Dataset items
--------------------------------

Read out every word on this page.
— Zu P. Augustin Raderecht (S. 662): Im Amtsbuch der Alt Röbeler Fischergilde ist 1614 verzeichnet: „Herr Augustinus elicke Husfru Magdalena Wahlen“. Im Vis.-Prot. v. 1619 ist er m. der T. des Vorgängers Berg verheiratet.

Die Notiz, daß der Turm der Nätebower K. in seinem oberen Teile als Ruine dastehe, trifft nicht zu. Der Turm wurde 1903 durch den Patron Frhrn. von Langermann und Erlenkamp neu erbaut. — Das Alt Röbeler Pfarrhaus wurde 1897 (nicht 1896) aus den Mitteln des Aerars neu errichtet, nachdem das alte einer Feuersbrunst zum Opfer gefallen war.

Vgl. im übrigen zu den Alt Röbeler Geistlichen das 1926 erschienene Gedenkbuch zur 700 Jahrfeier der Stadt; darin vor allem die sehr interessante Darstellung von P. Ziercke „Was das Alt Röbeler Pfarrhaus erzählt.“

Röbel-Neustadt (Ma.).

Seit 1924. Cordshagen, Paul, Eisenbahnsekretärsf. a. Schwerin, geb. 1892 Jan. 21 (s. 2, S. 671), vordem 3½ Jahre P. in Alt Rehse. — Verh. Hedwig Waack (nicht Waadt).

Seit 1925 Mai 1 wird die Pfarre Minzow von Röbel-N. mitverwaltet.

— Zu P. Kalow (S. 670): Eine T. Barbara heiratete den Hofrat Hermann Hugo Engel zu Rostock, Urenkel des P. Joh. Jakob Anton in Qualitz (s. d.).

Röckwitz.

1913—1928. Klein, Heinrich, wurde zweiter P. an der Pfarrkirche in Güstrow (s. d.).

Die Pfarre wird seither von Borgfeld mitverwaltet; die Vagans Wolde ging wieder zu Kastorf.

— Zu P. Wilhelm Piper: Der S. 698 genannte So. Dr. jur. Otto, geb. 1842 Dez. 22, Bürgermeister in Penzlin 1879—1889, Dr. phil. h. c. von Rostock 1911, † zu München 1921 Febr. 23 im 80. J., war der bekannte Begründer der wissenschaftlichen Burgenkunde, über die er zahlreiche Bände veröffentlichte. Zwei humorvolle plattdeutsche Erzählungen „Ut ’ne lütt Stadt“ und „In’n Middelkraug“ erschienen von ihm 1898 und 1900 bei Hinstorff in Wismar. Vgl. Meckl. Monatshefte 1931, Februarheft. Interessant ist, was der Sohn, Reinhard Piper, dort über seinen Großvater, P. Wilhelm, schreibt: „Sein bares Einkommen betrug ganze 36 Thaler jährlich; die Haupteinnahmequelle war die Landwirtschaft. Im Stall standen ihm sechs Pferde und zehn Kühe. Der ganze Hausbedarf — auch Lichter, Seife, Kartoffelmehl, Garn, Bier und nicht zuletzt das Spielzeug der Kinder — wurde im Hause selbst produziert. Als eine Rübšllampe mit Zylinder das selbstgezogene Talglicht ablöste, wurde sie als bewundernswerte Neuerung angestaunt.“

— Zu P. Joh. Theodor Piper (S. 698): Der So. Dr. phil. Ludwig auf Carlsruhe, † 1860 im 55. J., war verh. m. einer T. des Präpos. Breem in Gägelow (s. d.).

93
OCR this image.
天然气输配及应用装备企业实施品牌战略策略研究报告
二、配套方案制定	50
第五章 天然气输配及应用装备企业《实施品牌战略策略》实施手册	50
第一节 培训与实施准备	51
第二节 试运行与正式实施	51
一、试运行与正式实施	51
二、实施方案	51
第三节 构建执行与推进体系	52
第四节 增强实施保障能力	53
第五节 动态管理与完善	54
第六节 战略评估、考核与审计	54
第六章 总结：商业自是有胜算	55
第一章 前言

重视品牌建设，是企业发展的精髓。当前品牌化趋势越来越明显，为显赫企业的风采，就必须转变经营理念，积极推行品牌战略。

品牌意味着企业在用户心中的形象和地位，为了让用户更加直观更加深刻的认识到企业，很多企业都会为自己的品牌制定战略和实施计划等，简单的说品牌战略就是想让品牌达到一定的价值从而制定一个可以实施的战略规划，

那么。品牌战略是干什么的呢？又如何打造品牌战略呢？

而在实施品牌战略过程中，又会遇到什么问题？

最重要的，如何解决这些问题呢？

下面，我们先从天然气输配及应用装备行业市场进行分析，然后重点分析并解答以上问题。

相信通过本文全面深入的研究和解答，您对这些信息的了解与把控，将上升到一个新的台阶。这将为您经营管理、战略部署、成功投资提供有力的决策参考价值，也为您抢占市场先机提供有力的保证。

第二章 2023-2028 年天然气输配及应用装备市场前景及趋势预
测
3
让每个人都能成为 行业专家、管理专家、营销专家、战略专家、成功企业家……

--------------------------------

[EXERCISE BRIEF]: Extract all of the data above without altering anything.

[PROBLEM SOLUTION]:
Read out every word on this page.
— Zu P. Augustin Raderecht (S. 662): Im Amtsbuch der Alt Röbeler Fischergilde ist 1614 verzeichnet: „Herr Augustinus elicke Husfru Magdalena Wahlen“. Im Vis.-Prot. v. 1619 ist er m. der T. des Vorgängers Berg verheiratet.

Die Notiz, daß der Turm der Nätebower K. in seinem oberen Teile als Ruine dastehe, trifft nicht zu. Der Turm wurde 1903 durch den Patron Frhrn. von Langermann und Erlenkamp neu erbaut. — Das Alt Röbeler Pfarrhaus wurde 1897 (nicht 1896) aus den Mitteln des Aerars neu errichtet, nachdem das alte einer Feuersbrunst zum Opfer gefallen war.

Vgl. im übrigen zu den Alt Röbeler Geistlichen das 1926 erschienene Gedenkbuch zur 700 Jahrfeier der Stadt; darin vor allem die sehr interessante Darstellung von P. Ziercke „Was das Alt Röbeler Pfarrhaus erzählt.“

Röbel-Neustadt (Ma.).

Seit 1924. Cordshagen, Paul, Eisenbahnsekretärsf. a. Schwerin, geb. 1892 Jan. 21 (s. 2, S. 671), vordem 3½ Jahre P. in Alt Rehse. — Verh. Hedwig Waack (nicht Waadt).

Seit 1925 Mai 1 wird die Pfarre Minzow von Röbel-N. mitverwaltet.

— Zu P. Kalow (S. 670): Eine T. Barbara heiratete den Hofrat Hermann Hugo Engel zu Rostock, Urenkel des P. Joh. Jakob Anton in Qualitz (s. d.).

Röckwitz.

1913—1928. Klein, Heinrich, wurde zweiter P. an der Pfarrkirche in Güstrow (s. d.).

Die Pfarre wird seither von Borgfeld mitverwaltet; die Vagans Wolde ging wieder zu Kastorf.

— Zu P. Wilhelm Piper: Der S. 698 genannte So. Dr. jur. Otto, geb. 1842 Dez. 22, Bürgermeister in Penzlin 1879—1889, Dr. phil. h. c. von Rostock 1911, † zu München 1921 Febr. 23 im 80. J., war der bekannte Begründer der wissenschaftlichen Burgenkunde, über die er zahlreiche Bände veröffentlichte. Zwei humorvolle plattdeutsche Erzählungen „Ut ’ne lütt Stadt“ und „In’n Middelkraug“ erschienen von ihm 1898 und 1900 bei Hinstorff in Wismar. Vgl. Meckl. Monatshefte 1931, Februarheft. Interessant ist, was der Sohn, Reinhard Piper, dort über seinen Großvater, P. Wilhelm, schreibt: „Sein bares Einkommen betrug ganze 36 Thaler jährlich; die Haupteinnahmequelle war die Landwirtschaft. Im Stall standen ihm sechs Pferde und zehn Kühe. Der ganze Hausbedarf — auch Lichter, Seife, Kartoffelmehl, Garn, Bier und nicht zuletzt das Spielzeug der Kinder — wurde im Hause selbst produziert. Als eine Rübšllampe mit Zylinder das selbstgezogene Talglicht ablöste, wurde sie als bewundernswerte Neuerung angestaunt.“

— Zu P. Joh. Theodor Piper (S. 698): Der So. Dr. phil. Ludwig auf Carlsruhe, † 1860 im 55. J., war verh. m. einer T. des Präpos. Breem in Gägelow (s. d.).

93
OCR this image.
天然气输配及应用装备企业实施品牌战略策略研究报告
二、配套方案制定	50
第五章 天然气输配及应用装备企业《实施品牌战略策略》实施手册	50
第一节 培训与实施准备	51
第二节 试运行与正式实施	51
一、试运行与正式实施	51
二、实施方案	51
第三节 构建执行与推进体系	52
第四节 增强实施保障能力	53
第五节 动态管理与完善	54
第六节 战略评估、考核与审计	54
第六章 总结：商业自是有胜算	55
第一章 前言

重视品牌建设，是企业发展的精髓。当前品牌化趋势越来越明显，为显赫企业的风采，就必须转变经营理念，积极推行品牌战略。

品牌意味着企业在用户心中的形象和地位，为了让用户更加直观更加深刻的认识到企业，很多企业都会为自己的品牌制定战略和实施计划等，简单的说品牌战略就是想让品牌达到一定的价值从而制定一个可以实施的战略规划，

那么。品牌战略是干什么的呢？又如何打造品牌战略呢？

而在实施品牌战略过程中，又会遇到什么问题？

最重要的，如何解决这些问题呢？

下面，我们先从天然气输配及应用装备行业市场进行分析，然后重点分析并解答以上问题。

相信通过本文全面深入的研究和解答，您对这些信息的了解与把控，将上升到一个新的台阶。这将为您经营管理、战略部署、成功投资提供有力的决策参考价值，也为您抢占市场先机提供有力的保证。

第二章 2023-2028 年天然气输配及应用装备市场前景及趋势预
测
3
让每个人都能成为 行业专家、管理专家、营销专家、战略专家、成功企业家……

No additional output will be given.